- **Problem to work on**
Search the entries for the word "title" and pull out each line that has it.

- **Provided entries**
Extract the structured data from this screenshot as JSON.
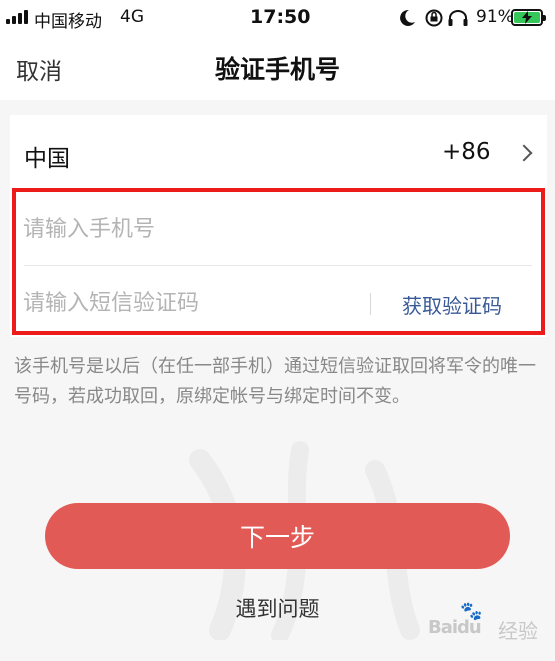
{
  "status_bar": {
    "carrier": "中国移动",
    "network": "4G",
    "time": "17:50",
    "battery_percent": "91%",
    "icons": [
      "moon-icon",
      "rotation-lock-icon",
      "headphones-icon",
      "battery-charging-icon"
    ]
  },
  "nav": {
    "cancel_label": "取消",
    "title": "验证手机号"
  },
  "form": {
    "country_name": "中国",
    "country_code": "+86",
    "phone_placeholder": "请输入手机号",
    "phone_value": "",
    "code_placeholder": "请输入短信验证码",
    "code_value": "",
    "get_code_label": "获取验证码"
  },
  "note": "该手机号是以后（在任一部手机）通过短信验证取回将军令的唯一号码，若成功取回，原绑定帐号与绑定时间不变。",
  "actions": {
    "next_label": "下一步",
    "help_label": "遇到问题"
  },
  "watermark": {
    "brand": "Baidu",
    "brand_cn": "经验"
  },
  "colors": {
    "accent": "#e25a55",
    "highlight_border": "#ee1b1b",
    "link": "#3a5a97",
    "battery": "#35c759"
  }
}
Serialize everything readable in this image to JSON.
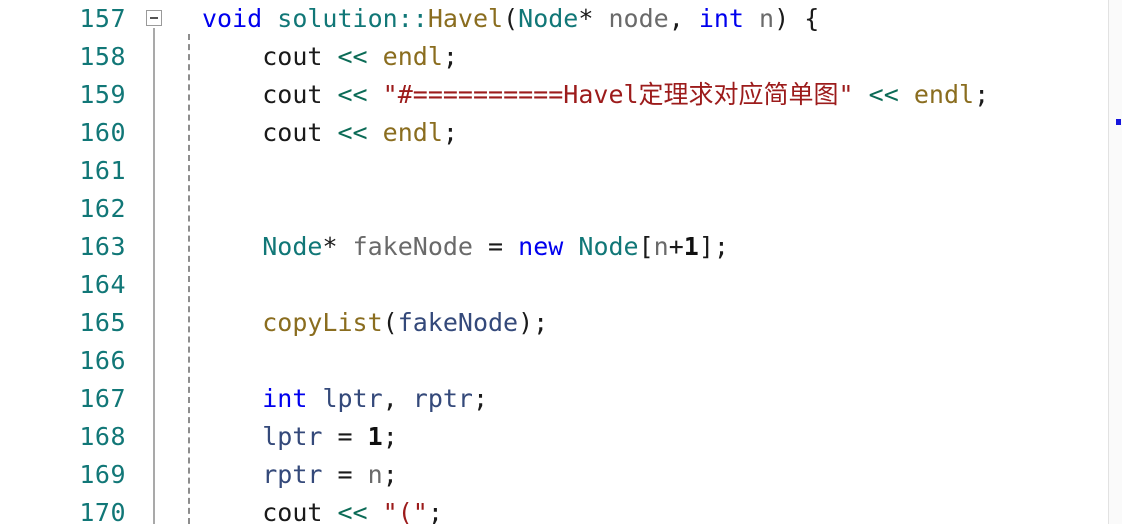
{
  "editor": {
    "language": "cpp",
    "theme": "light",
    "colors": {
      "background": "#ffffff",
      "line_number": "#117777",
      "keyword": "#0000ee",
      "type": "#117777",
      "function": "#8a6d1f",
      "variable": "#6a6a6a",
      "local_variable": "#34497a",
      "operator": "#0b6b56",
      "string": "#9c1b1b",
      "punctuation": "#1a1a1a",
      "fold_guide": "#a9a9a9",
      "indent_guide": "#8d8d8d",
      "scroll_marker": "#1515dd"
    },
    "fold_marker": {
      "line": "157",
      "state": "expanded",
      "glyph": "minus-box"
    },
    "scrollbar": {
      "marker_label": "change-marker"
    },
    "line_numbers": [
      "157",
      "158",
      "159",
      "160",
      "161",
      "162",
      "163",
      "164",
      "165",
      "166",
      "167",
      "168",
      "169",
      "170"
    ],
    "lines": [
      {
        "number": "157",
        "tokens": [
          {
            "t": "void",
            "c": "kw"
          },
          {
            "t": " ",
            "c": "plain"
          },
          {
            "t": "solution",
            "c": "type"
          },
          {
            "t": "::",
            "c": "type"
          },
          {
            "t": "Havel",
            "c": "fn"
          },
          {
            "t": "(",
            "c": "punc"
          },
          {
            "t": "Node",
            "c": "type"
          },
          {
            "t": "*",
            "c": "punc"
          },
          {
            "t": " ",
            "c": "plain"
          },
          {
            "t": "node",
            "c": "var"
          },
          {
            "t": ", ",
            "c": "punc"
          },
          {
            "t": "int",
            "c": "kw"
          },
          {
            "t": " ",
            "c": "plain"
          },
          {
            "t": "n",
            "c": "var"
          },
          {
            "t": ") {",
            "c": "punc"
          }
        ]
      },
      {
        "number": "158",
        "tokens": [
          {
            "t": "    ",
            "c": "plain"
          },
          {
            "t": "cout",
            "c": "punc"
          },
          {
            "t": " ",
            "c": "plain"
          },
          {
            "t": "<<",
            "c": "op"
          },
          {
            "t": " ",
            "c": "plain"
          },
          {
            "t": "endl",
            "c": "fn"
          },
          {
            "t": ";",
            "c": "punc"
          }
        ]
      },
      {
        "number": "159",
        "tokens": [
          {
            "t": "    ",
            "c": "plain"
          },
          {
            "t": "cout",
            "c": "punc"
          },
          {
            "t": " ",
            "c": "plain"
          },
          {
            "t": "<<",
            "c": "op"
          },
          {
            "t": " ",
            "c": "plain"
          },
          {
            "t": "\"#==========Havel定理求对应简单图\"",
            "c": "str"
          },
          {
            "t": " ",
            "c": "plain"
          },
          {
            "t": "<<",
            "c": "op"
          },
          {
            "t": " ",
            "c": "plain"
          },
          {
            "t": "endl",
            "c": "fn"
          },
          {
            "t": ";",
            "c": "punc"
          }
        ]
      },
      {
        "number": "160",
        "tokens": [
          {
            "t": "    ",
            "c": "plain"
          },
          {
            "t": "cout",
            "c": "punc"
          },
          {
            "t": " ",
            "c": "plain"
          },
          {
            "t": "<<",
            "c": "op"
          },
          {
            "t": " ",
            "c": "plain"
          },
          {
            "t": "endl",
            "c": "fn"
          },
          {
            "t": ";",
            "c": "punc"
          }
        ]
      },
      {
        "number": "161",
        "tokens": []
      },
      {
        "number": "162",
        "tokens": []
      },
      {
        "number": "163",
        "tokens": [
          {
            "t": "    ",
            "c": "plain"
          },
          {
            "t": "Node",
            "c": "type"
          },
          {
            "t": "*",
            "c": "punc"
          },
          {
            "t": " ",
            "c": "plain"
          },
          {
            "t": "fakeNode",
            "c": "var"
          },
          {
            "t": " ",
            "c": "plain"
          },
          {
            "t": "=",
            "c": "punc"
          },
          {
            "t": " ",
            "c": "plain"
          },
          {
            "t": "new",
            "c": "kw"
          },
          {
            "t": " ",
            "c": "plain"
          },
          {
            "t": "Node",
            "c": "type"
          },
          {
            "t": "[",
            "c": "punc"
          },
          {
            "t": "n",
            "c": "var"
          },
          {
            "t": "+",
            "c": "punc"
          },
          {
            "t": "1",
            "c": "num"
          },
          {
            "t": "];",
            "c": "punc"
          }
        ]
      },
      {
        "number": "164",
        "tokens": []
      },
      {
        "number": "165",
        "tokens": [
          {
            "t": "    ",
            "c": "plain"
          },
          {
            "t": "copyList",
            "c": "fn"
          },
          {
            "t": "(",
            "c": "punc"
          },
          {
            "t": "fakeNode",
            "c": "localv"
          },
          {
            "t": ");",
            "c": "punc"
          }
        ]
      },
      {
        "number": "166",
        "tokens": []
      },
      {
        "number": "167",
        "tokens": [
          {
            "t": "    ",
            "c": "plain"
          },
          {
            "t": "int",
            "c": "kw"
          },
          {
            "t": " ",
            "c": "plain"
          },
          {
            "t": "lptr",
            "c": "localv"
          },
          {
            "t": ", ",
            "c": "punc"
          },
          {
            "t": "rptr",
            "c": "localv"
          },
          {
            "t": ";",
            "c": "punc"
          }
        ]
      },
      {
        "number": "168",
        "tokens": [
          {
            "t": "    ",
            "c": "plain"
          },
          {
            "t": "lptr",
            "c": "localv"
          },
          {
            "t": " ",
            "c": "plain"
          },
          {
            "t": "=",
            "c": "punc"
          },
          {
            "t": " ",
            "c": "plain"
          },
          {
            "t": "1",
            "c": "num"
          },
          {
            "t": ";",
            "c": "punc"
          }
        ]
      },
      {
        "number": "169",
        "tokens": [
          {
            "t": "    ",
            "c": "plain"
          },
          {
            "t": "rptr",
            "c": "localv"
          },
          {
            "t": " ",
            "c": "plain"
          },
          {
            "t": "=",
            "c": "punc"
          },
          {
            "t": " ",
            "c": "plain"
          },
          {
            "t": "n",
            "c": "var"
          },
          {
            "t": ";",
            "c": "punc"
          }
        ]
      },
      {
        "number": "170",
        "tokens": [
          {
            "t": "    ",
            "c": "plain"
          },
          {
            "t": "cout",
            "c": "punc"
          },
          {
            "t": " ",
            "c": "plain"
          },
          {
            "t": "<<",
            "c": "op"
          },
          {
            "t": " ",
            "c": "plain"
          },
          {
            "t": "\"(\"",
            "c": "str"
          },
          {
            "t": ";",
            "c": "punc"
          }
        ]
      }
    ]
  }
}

...

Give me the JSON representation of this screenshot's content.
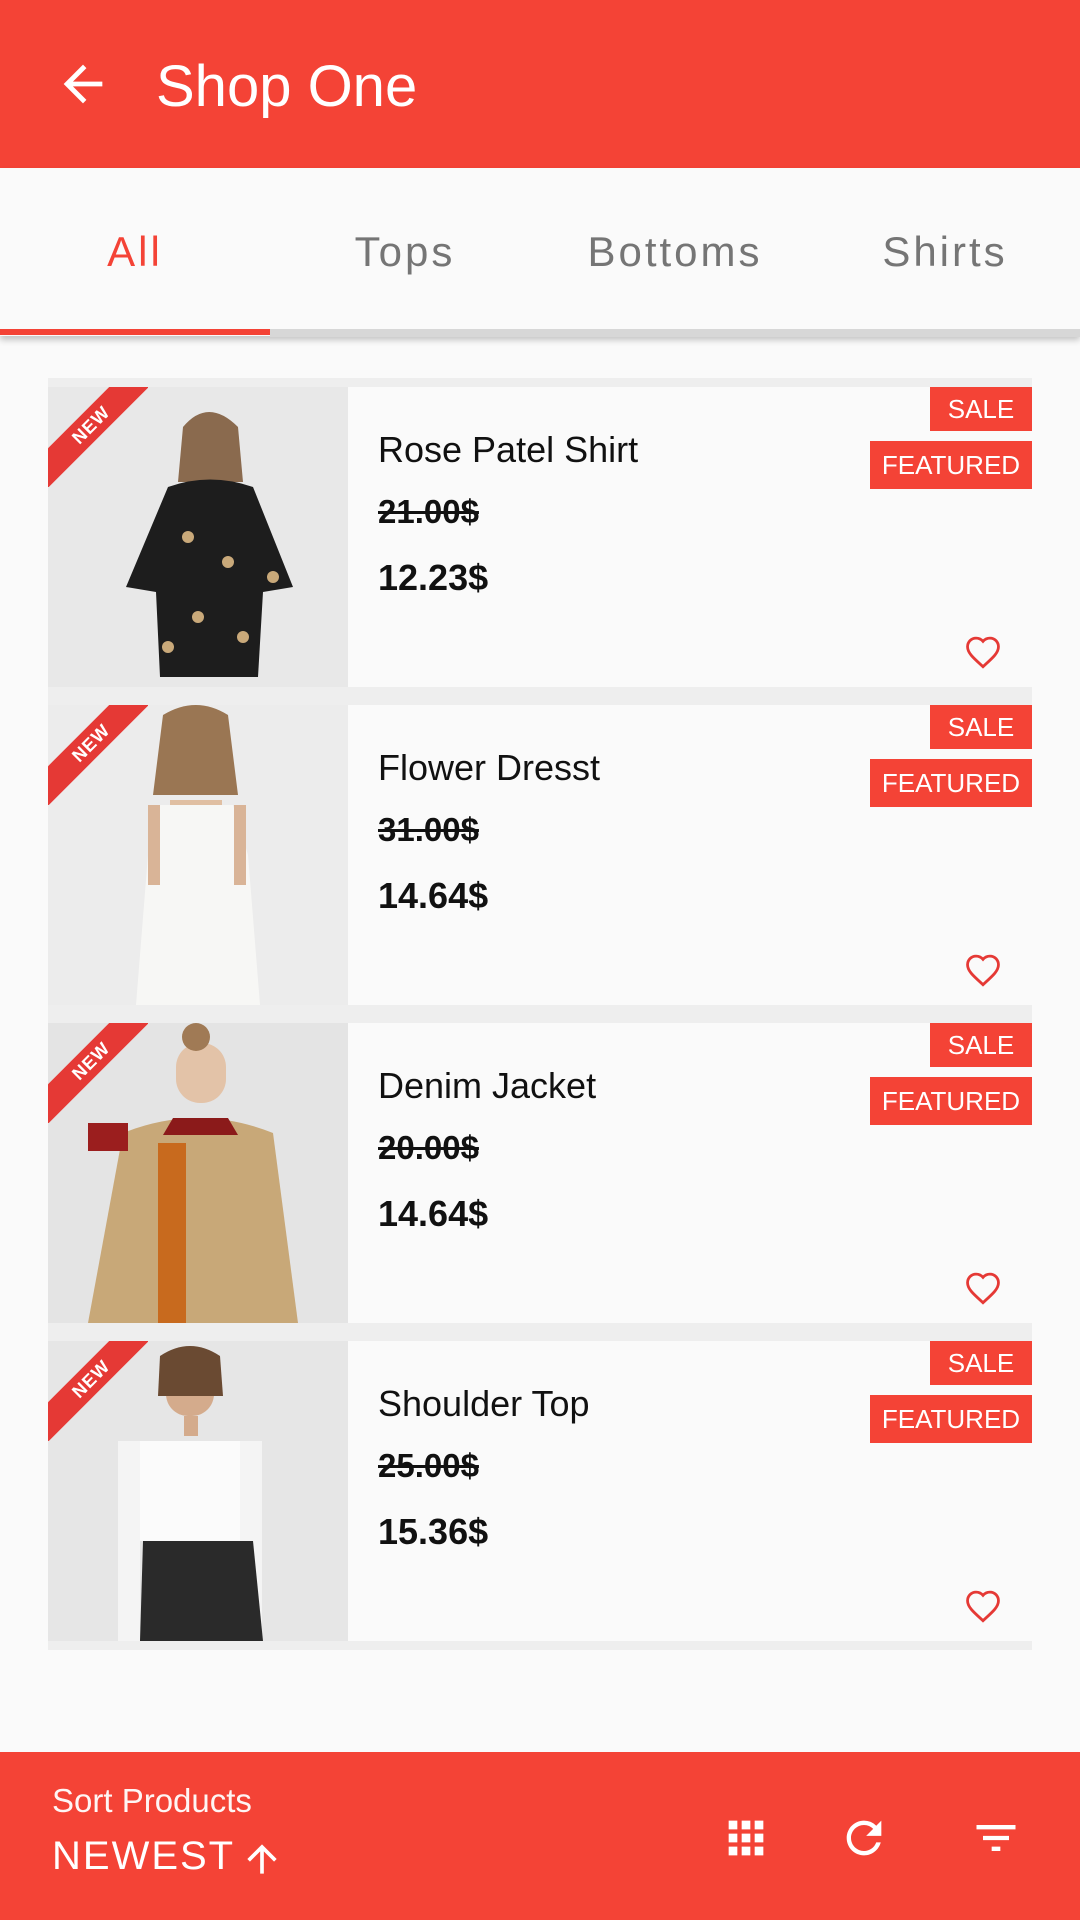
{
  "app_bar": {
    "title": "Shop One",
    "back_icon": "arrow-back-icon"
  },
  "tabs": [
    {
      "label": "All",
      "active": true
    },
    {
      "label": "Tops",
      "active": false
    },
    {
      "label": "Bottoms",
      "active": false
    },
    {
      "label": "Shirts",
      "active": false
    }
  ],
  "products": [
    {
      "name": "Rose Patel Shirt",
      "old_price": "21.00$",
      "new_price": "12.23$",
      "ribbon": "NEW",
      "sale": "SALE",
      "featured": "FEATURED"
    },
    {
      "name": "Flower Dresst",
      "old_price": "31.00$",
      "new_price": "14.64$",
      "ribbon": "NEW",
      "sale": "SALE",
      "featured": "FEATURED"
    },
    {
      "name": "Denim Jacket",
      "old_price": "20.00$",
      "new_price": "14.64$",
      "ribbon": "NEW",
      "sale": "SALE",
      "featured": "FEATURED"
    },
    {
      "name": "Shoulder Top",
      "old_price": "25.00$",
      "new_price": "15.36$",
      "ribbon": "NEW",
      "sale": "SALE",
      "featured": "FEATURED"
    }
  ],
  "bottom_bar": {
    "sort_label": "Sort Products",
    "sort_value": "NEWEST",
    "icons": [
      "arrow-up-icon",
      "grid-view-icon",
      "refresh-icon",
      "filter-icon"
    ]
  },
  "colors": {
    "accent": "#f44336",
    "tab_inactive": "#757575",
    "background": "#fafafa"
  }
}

--

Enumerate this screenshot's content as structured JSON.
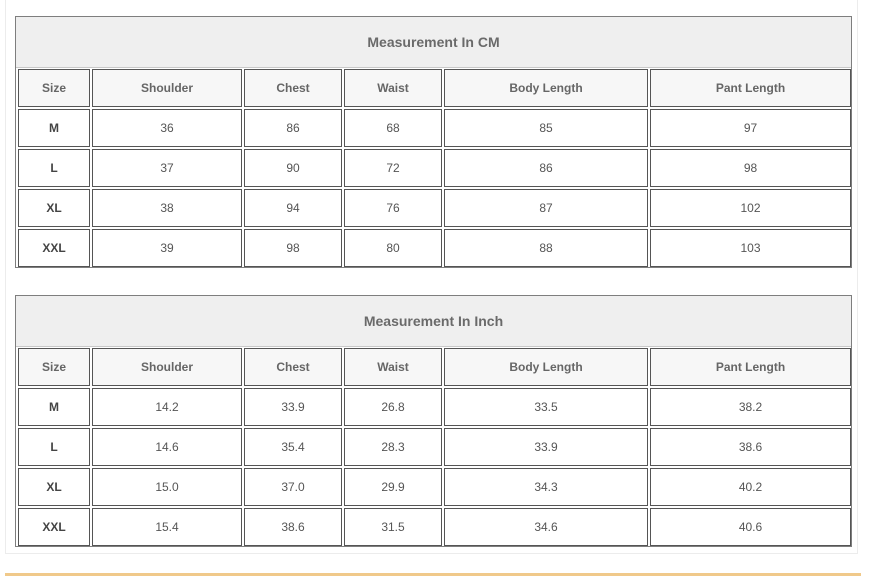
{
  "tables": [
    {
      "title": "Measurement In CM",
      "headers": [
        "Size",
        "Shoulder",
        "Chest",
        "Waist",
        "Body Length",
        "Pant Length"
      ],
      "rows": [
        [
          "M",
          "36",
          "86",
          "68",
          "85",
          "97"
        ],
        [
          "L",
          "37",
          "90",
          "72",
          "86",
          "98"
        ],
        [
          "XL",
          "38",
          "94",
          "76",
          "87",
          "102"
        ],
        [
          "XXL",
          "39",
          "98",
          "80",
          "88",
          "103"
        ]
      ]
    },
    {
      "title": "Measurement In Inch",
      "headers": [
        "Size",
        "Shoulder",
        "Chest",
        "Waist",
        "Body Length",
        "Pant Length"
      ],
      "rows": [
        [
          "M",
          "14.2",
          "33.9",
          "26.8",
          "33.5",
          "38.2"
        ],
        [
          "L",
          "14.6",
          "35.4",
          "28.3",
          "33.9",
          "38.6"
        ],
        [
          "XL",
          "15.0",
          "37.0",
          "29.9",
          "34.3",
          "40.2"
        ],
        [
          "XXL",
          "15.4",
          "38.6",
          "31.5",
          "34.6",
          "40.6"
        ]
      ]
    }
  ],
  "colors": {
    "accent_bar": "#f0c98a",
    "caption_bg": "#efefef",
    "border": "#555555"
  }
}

- **Output below**
    "title": "验证手机号"
    "title": "Shop One",
      "title": "Measurement In CM",
      "title": "Measurement In Inch",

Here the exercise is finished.